• Requirements:
Only the number is wanted: how many lines contain the word "crimes"?

• Material supplied:

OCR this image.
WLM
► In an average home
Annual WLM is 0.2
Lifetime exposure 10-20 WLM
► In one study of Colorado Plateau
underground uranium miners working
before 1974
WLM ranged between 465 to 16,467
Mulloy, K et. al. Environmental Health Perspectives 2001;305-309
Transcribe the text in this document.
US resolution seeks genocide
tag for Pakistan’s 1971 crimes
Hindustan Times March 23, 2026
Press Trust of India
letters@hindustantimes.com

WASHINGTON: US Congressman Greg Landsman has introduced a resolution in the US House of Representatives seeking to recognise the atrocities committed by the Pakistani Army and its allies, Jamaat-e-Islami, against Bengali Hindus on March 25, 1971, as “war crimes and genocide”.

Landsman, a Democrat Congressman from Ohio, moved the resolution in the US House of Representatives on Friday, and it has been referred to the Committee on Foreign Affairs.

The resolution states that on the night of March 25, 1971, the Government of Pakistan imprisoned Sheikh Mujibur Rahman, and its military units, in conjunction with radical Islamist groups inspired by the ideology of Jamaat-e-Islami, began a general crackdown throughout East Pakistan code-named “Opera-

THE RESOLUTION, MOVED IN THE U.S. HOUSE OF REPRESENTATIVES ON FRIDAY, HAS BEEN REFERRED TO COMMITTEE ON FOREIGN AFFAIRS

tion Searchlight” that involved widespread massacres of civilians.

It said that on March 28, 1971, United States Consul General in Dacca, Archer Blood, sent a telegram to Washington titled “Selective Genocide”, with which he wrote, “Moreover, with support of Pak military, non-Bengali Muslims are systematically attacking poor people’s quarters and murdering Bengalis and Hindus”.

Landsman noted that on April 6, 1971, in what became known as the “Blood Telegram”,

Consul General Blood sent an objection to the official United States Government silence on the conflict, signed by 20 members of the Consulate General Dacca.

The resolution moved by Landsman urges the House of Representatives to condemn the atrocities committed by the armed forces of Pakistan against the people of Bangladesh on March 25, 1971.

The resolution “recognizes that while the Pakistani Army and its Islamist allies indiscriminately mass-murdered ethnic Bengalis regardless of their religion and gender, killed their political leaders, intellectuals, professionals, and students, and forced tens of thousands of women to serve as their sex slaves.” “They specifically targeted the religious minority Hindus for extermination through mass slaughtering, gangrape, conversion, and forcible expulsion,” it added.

• Correct response:
2